To do: Using the records below, count the lines with "role" in them. Give the number only.

** Start Input rows **

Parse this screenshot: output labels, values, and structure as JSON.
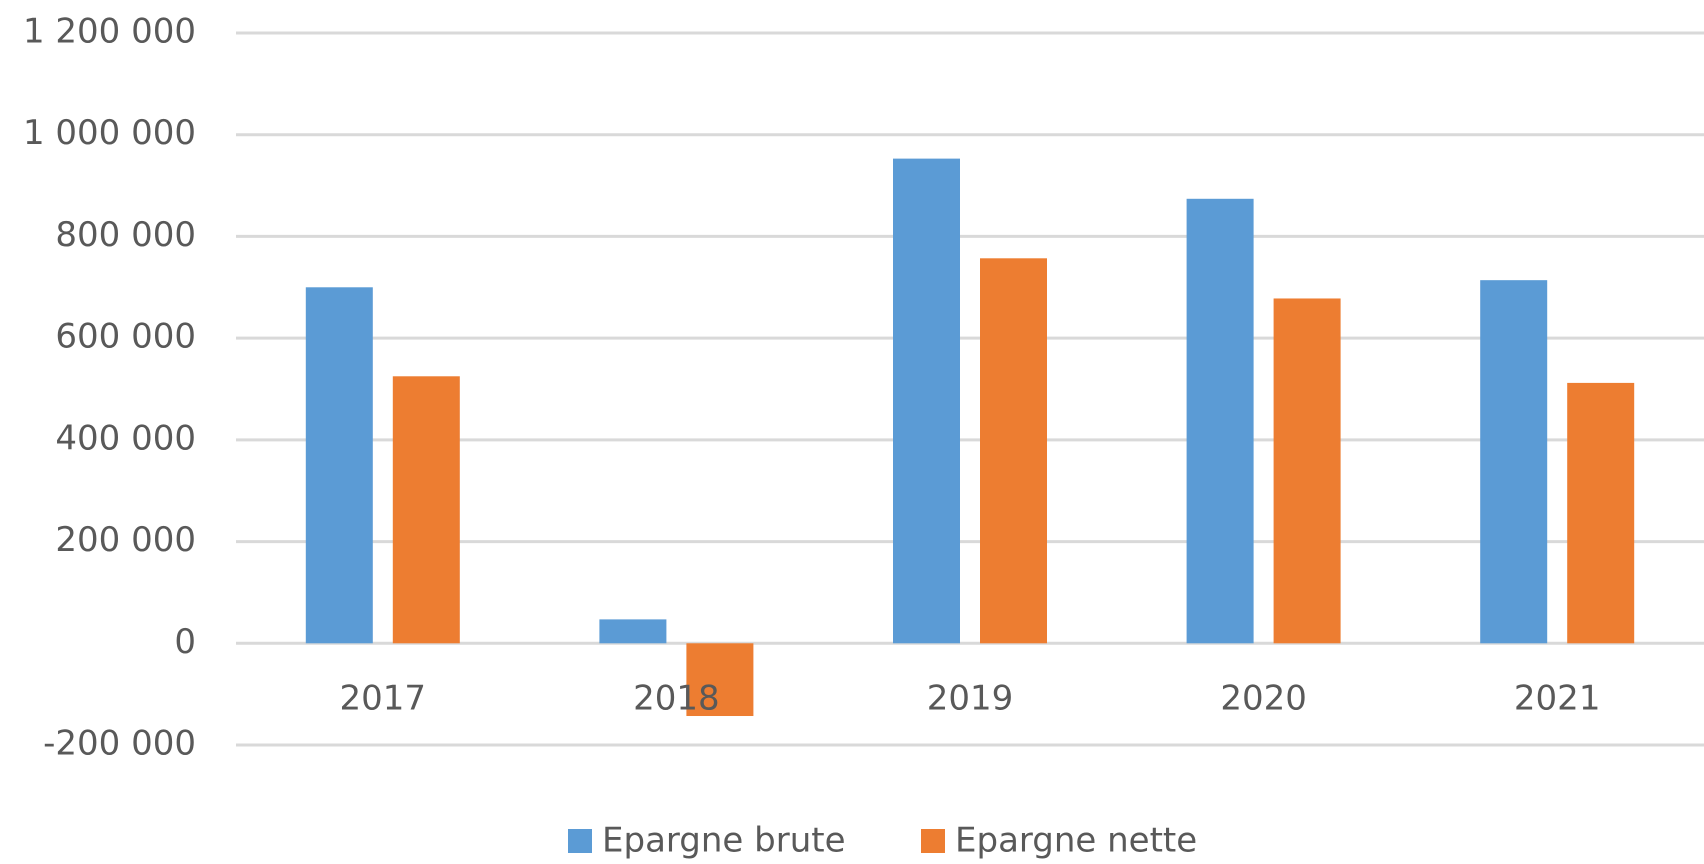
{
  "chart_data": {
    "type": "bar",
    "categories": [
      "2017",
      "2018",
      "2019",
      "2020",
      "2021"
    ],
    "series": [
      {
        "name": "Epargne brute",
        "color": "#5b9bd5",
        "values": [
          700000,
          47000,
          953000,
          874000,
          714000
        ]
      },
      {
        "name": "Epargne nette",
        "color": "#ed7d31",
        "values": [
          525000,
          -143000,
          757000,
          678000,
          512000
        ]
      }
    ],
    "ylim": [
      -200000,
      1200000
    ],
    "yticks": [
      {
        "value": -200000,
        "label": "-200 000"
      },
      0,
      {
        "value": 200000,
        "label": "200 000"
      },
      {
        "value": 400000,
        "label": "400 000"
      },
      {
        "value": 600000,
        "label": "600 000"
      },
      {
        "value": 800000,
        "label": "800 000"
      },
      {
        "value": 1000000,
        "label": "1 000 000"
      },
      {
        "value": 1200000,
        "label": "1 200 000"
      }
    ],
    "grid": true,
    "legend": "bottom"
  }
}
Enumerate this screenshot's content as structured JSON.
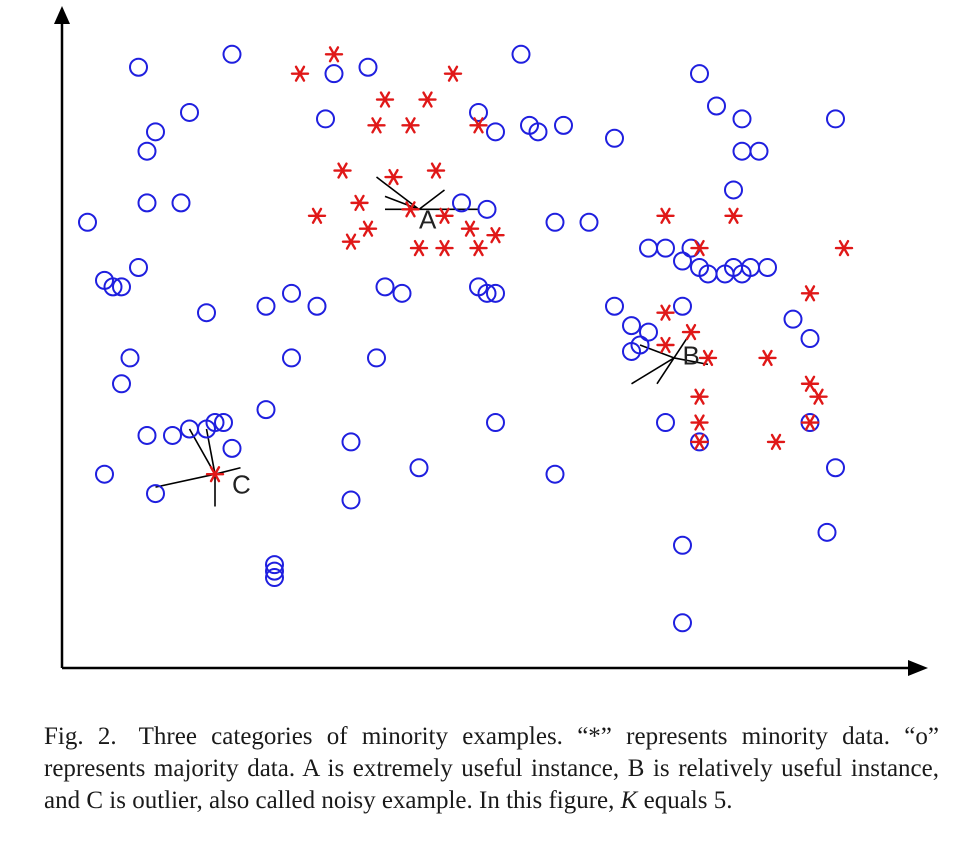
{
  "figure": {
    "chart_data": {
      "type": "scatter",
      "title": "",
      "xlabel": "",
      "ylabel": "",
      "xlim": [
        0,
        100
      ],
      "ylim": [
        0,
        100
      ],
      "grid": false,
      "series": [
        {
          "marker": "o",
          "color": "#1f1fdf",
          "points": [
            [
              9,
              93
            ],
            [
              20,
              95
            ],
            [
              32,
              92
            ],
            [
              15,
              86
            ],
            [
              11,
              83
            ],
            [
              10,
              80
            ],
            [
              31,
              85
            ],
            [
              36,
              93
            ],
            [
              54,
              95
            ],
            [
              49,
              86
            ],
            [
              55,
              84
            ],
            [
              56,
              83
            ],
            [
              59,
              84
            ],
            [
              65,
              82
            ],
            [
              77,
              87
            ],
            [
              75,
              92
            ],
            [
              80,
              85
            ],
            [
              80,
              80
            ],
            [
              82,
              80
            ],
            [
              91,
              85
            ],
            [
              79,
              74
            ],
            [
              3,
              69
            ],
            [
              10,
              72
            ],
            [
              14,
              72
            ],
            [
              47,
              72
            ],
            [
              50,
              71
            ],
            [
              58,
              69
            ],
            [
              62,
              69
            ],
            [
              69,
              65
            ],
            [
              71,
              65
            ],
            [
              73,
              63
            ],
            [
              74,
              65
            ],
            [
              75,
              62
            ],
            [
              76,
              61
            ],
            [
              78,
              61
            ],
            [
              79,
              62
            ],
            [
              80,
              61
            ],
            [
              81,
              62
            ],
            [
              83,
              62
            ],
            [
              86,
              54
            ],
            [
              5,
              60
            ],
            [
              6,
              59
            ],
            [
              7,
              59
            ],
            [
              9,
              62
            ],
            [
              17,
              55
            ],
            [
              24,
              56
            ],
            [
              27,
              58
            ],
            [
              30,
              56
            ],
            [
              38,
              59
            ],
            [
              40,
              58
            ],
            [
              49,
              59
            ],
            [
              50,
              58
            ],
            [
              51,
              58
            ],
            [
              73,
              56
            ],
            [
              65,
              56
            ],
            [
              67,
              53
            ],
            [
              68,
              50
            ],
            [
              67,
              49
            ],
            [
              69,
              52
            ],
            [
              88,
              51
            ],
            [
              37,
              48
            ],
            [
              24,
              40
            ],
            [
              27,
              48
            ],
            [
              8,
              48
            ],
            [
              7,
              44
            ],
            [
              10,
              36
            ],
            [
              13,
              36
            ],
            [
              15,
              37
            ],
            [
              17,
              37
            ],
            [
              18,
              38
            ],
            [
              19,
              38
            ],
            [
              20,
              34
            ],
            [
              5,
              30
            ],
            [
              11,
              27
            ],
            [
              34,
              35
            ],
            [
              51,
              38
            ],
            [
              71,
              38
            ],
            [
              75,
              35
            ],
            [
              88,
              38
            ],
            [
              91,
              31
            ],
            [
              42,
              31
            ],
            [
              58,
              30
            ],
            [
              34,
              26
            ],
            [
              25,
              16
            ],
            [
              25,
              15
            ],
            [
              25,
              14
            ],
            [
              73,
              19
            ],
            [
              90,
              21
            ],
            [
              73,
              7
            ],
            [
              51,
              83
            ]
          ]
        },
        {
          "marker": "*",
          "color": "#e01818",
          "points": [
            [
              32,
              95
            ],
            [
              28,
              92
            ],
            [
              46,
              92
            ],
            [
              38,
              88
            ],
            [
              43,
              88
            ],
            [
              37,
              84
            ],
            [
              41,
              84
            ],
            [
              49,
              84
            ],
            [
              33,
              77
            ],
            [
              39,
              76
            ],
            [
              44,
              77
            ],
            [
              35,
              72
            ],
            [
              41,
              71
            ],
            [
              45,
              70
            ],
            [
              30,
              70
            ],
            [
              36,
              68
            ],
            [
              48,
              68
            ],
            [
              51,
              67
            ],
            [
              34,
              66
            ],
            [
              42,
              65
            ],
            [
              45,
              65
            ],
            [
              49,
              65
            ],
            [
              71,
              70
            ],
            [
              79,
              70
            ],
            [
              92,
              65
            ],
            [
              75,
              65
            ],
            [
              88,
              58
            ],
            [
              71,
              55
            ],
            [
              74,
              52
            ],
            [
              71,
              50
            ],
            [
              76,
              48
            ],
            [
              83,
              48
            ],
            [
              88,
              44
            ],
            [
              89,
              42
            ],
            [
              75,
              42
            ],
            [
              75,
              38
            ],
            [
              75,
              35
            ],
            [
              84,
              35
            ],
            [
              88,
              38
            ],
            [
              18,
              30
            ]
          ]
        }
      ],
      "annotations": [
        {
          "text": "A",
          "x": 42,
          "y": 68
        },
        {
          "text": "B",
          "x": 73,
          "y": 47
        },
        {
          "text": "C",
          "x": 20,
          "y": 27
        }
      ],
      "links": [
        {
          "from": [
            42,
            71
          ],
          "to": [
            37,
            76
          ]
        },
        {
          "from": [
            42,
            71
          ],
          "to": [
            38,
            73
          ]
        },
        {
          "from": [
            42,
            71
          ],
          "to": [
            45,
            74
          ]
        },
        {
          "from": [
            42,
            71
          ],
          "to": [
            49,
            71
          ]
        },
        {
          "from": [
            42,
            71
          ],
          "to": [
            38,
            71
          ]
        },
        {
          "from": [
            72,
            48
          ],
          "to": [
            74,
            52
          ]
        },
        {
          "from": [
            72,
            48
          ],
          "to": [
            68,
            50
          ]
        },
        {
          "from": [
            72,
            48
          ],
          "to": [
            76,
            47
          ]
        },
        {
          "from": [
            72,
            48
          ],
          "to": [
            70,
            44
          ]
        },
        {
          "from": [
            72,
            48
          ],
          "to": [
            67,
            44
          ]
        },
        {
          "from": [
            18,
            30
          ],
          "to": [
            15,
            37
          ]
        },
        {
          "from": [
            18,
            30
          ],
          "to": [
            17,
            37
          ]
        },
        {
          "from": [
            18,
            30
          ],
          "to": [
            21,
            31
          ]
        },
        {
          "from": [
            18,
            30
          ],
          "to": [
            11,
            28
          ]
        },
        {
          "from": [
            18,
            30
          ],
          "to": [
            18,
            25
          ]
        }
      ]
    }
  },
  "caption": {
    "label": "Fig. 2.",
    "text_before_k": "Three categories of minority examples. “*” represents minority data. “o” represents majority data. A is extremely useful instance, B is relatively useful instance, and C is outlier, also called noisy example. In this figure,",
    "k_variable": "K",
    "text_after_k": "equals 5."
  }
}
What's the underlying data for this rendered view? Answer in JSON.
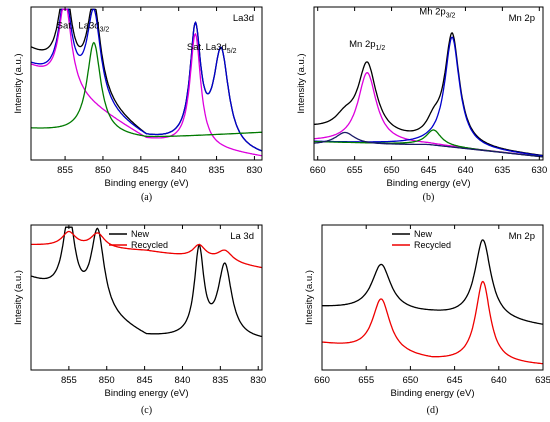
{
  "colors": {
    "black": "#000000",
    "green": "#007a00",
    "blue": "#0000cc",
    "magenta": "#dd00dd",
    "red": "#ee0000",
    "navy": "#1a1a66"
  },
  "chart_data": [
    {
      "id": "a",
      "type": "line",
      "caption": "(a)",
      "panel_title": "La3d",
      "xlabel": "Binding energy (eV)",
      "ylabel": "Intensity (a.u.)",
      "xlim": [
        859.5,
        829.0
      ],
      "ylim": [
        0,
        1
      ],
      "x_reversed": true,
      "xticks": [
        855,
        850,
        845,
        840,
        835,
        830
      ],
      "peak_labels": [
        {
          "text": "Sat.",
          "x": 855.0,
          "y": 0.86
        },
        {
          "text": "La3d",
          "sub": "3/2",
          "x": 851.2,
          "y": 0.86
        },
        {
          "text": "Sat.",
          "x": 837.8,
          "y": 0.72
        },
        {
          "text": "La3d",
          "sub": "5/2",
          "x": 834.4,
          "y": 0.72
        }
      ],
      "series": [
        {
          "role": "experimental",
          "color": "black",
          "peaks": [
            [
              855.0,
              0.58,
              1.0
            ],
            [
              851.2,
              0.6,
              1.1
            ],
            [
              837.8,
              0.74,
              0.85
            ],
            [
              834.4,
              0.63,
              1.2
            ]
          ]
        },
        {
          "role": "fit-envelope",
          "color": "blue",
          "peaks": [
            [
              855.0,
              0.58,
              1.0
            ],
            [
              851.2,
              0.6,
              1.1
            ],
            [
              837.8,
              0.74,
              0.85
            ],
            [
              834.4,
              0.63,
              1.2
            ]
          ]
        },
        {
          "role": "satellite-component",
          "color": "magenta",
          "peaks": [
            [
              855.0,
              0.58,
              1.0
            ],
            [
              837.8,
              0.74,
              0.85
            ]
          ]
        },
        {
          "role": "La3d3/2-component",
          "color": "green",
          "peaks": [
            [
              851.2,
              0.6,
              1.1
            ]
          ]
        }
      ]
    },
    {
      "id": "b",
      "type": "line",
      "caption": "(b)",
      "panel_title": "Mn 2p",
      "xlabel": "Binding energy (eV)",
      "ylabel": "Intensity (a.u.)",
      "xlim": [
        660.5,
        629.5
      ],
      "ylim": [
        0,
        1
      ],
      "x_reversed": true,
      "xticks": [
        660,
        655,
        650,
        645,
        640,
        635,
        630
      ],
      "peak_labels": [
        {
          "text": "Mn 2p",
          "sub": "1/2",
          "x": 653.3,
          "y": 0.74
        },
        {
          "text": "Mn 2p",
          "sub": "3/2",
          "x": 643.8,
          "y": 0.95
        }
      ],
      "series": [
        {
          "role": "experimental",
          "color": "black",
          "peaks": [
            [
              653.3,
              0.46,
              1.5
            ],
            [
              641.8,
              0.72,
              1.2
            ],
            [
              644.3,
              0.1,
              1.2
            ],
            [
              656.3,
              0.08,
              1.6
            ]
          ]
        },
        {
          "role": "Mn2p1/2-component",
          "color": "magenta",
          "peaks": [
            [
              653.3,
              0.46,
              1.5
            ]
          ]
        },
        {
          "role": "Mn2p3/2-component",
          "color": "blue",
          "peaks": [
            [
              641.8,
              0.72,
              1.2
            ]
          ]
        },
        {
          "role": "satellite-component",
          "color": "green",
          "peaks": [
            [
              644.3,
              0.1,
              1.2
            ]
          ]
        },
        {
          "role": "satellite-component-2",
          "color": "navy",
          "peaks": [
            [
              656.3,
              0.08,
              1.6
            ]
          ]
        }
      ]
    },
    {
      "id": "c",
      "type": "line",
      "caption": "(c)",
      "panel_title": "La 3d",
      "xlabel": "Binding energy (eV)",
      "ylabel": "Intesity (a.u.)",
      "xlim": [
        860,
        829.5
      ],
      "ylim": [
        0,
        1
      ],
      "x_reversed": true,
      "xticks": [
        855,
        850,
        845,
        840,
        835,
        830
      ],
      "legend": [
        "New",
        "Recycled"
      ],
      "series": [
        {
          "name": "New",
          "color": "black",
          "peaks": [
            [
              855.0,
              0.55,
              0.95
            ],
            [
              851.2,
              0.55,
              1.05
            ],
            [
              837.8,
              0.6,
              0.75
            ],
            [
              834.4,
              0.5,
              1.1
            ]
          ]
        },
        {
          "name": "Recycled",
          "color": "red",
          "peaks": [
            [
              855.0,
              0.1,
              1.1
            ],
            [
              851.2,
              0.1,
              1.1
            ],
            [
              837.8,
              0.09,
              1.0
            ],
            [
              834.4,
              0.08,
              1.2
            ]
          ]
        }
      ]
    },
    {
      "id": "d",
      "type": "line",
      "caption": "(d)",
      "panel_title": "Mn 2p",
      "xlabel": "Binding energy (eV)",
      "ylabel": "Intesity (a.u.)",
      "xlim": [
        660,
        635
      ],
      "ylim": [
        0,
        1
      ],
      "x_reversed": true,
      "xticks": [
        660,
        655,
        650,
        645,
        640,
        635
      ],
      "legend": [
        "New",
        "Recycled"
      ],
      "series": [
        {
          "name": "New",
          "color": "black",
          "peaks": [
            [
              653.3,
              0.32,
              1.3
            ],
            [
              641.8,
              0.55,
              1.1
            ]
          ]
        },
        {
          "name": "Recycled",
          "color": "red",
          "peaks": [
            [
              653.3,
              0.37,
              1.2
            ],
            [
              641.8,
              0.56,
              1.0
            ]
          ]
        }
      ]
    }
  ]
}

** End Input rows **

Problem solution: 9